**REQUEST:** From the entries below, extract every line that includes the word "Waiving".

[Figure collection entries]
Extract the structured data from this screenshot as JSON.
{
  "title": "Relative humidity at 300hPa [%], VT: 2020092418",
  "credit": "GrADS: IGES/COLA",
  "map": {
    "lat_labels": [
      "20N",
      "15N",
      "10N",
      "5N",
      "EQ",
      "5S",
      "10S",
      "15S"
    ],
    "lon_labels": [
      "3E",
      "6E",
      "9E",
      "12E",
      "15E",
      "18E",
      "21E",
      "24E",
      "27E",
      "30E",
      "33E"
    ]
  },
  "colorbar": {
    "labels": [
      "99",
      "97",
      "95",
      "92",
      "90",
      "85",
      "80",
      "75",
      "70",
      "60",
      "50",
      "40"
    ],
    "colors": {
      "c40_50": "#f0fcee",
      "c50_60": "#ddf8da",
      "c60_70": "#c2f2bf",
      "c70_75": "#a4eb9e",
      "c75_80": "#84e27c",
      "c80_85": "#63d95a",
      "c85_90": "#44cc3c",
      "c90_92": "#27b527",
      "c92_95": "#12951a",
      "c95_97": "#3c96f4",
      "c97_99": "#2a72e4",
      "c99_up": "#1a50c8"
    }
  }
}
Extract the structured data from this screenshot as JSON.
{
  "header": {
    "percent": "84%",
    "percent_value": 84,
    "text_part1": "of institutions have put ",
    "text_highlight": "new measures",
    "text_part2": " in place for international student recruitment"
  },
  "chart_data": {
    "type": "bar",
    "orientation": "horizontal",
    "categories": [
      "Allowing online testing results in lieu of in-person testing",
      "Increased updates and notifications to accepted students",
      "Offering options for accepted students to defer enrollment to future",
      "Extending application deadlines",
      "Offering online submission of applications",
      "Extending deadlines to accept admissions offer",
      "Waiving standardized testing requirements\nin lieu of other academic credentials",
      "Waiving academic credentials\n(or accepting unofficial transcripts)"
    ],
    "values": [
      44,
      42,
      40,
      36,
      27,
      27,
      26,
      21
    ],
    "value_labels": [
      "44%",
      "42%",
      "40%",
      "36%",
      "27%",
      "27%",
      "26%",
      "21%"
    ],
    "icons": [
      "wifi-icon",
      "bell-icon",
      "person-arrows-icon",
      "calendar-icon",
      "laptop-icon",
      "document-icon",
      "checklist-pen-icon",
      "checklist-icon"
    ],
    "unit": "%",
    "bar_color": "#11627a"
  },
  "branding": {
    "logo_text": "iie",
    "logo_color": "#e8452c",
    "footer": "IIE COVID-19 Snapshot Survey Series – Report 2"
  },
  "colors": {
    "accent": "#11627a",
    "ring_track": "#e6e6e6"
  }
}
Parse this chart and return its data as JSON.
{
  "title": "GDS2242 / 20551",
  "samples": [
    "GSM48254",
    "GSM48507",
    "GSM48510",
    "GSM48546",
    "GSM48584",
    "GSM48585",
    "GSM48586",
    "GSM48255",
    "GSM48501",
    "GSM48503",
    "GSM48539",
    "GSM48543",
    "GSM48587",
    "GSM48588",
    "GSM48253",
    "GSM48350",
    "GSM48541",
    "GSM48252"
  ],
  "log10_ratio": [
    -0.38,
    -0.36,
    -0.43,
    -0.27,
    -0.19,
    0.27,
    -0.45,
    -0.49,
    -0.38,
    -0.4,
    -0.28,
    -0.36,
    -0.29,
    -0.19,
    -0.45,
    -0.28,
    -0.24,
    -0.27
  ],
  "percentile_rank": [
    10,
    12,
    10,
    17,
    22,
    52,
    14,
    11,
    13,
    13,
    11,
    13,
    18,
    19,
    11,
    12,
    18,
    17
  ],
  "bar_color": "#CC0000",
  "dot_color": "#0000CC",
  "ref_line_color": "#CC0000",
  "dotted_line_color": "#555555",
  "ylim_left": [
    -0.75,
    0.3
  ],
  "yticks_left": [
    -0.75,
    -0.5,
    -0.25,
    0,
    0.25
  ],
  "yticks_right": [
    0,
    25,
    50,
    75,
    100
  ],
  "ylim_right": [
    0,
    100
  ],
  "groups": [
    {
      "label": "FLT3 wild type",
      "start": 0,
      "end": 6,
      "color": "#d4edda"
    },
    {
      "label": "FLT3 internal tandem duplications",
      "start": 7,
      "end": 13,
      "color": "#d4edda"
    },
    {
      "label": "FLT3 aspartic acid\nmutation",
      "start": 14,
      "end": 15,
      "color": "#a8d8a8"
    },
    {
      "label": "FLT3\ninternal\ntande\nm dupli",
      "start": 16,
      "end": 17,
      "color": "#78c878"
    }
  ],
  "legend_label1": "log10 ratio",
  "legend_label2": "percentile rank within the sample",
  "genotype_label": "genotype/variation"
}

**RESULT OF THIS EXERCISE:**
      "Waiving standardized testing requirements\nin lieu of other academic credentials",
      "Waiving academic credentials\n(or accepting unofficial transcripts)"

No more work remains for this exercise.